Your task is to repeat the lines below exactly, excluding any pictures they contain.

::::::::

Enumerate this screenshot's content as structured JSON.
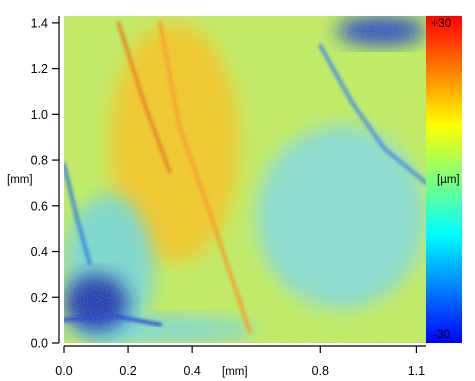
{
  "chart_data": {
    "type": "heatmap",
    "title": "",
    "xlabel": "[mm]",
    "ylabel": "[mm]",
    "xlim": [
      0.0,
      1.13
    ],
    "ylim": [
      0.0,
      1.43
    ],
    "x_ticks": [
      {
        "value": 0.0,
        "label": "0.0"
      },
      {
        "value": 0.2,
        "label": "0.2"
      },
      {
        "value": 0.4,
        "label": "0.4"
      },
      {
        "value": 0.8,
        "label": "0.8"
      },
      {
        "value": 1.1,
        "label": "1.1"
      }
    ],
    "y_ticks": [
      {
        "value": 0.0,
        "label": "0.0"
      },
      {
        "value": 0.2,
        "label": "0.2"
      },
      {
        "value": 0.4,
        "label": "0.4"
      },
      {
        "value": 0.6,
        "label": "0.6"
      },
      {
        "value": 0.8,
        "label": "0.8"
      },
      {
        "value": 1.0,
        "label": "1.0"
      },
      {
        "value": 1.2,
        "label": "1.2"
      },
      {
        "value": 1.4,
        "label": "1.4"
      }
    ],
    "colorbar": {
      "unit": "[µm]",
      "max_label": "+30",
      "min_label": "-30",
      "range": [
        -30,
        30
      ],
      "colors": [
        "#ff0000",
        "#ff7f00",
        "#ffff00",
        "#7fff7f",
        "#00ffff",
        "#0080ff",
        "#0000ff"
      ]
    },
    "field": {
      "base_color": "#c2ee62",
      "zones": [
        {
          "feature": "warm band",
          "color": "#ffc41a",
          "x": [
            0.14,
            0.55
          ],
          "y": [
            0.35,
            1.4
          ]
        },
        {
          "feature": "cool area",
          "color": "#6ad6ea",
          "x": [
            0.0,
            0.28
          ],
          "y": [
            0.0,
            0.65
          ]
        },
        {
          "feature": "cool area",
          "color": "#7fdcec",
          "x": [
            0.6,
            1.13
          ],
          "y": [
            0.15,
            0.95
          ]
        },
        {
          "feature": "cool area",
          "color": "#75d8ea",
          "x": [
            0.0,
            0.6
          ],
          "y": [
            0.0,
            0.12
          ]
        },
        {
          "feature": "deep cool edge",
          "color": "#0f2fd8",
          "x": [
            0.85,
            1.13
          ],
          "y": [
            1.3,
            1.43
          ]
        },
        {
          "feature": "deep cool crack",
          "color": "#0a1fb0",
          "x": [
            0.0,
            0.2
          ],
          "y": [
            0.05,
            0.3
          ]
        }
      ],
      "ridges": [
        {
          "color": "#f07a1c",
          "points": [
            [
              0.17,
              1.4
            ],
            [
              0.25,
              1.05
            ],
            [
              0.33,
              0.75
            ]
          ]
        },
        {
          "color": "#ff9a20",
          "points": [
            [
              0.3,
              1.4
            ],
            [
              0.36,
              0.95
            ],
            [
              0.46,
              0.55
            ],
            [
              0.58,
              0.05
            ]
          ]
        },
        {
          "color": "#2a7be8",
          "points": [
            [
              0.0,
              0.78
            ],
            [
              0.04,
              0.55
            ],
            [
              0.08,
              0.35
            ]
          ]
        },
        {
          "color": "#1a3cdc",
          "points": [
            [
              0.0,
              0.1
            ],
            [
              0.15,
              0.12
            ],
            [
              0.3,
              0.08
            ]
          ]
        },
        {
          "color": "#3a86ee",
          "points": [
            [
              0.8,
              1.3
            ],
            [
              0.9,
              1.05
            ],
            [
              1.0,
              0.85
            ],
            [
              1.13,
              0.7
            ]
          ]
        }
      ]
    }
  }
}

::::::::

* _Answer for this exercise_:
Enumerate this screenshot's content as structured JSON.
{
  "chart_data": {
    "type": "heatmap",
    "title": "",
    "xlabel": "[mm]",
    "ylabel": "[mm]",
    "xlim": [
      0.0,
      1.13
    ],
    "ylim": [
      0.0,
      1.43
    ],
    "x_ticks": [
      {
        "value": 0.0,
        "label": "0.0"
      },
      {
        "value": 0.2,
        "label": "0.2"
      },
      {
        "value": 0.4,
        "label": "0.4"
      },
      {
        "value": 0.8,
        "label": "0.8"
      },
      {
        "value": 1.1,
        "label": "1.1"
      }
    ],
    "y_ticks": [
      {
        "value": 0.0,
        "label": "0.0"
      },
      {
        "value": 0.2,
        "label": "0.2"
      },
      {
        "value": 0.4,
        "label": "0.4"
      },
      {
        "value": 0.6,
        "label": "0.6"
      },
      {
        "value": 0.8,
        "label": "0.8"
      },
      {
        "value": 1.0,
        "label": "1.0"
      },
      {
        "value": 1.2,
        "label": "1.2"
      },
      {
        "value": 1.4,
        "label": "1.4"
      }
    ],
    "colorbar": {
      "unit": "[µm]",
      "max_label": "+30",
      "min_label": "-30",
      "range": [
        -30,
        30
      ],
      "colors": [
        "#ff0000",
        "#ff7f00",
        "#ffff00",
        "#7fff7f",
        "#00ffff",
        "#0080ff",
        "#0000ff"
      ]
    },
    "field": {
      "base_color": "#c2ee62",
      "zones": [
        {
          "feature": "warm band",
          "color": "#ffc41a",
          "x": [
            0.14,
            0.55
          ],
          "y": [
            0.35,
            1.4
          ]
        },
        {
          "feature": "cool area",
          "color": "#6ad6ea",
          "x": [
            0.0,
            0.28
          ],
          "y": [
            0.0,
            0.65
          ]
        },
        {
          "feature": "cool area",
          "color": "#7fdcec",
          "x": [
            0.6,
            1.13
          ],
          "y": [
            0.15,
            0.95
          ]
        },
        {
          "feature": "cool area",
          "color": "#75d8ea",
          "x": [
            0.0,
            0.6
          ],
          "y": [
            0.0,
            0.12
          ]
        },
        {
          "feature": "deep cool edge",
          "color": "#0f2fd8",
          "x": [
            0.85,
            1.13
          ],
          "y": [
            1.3,
            1.43
          ]
        },
        {
          "feature": "deep cool crack",
          "color": "#0a1fb0",
          "x": [
            0.0,
            0.2
          ],
          "y": [
            0.05,
            0.3
          ]
        }
      ],
      "ridges": [
        {
          "color": "#f07a1c",
          "points": [
            [
              0.17,
              1.4
            ],
            [
              0.25,
              1.05
            ],
            [
              0.33,
              0.75
            ]
          ]
        },
        {
          "color": "#ff9a20",
          "points": [
            [
              0.3,
              1.4
            ],
            [
              0.36,
              0.95
            ],
            [
              0.46,
              0.55
            ],
            [
              0.58,
              0.05
            ]
          ]
        },
        {
          "color": "#2a7be8",
          "points": [
            [
              0.0,
              0.78
            ],
            [
              0.04,
              0.55
            ],
            [
              0.08,
              0.35
            ]
          ]
        },
        {
          "color": "#1a3cdc",
          "points": [
            [
              0.0,
              0.1
            ],
            [
              0.15,
              0.12
            ],
            [
              0.3,
              0.08
            ]
          ]
        },
        {
          "color": "#3a86ee",
          "points": [
            [
              0.8,
              1.3
            ],
            [
              0.9,
              1.05
            ],
            [
              1.0,
              0.85
            ],
            [
              1.13,
              0.7
            ]
          ]
        }
      ]
    }
  }
}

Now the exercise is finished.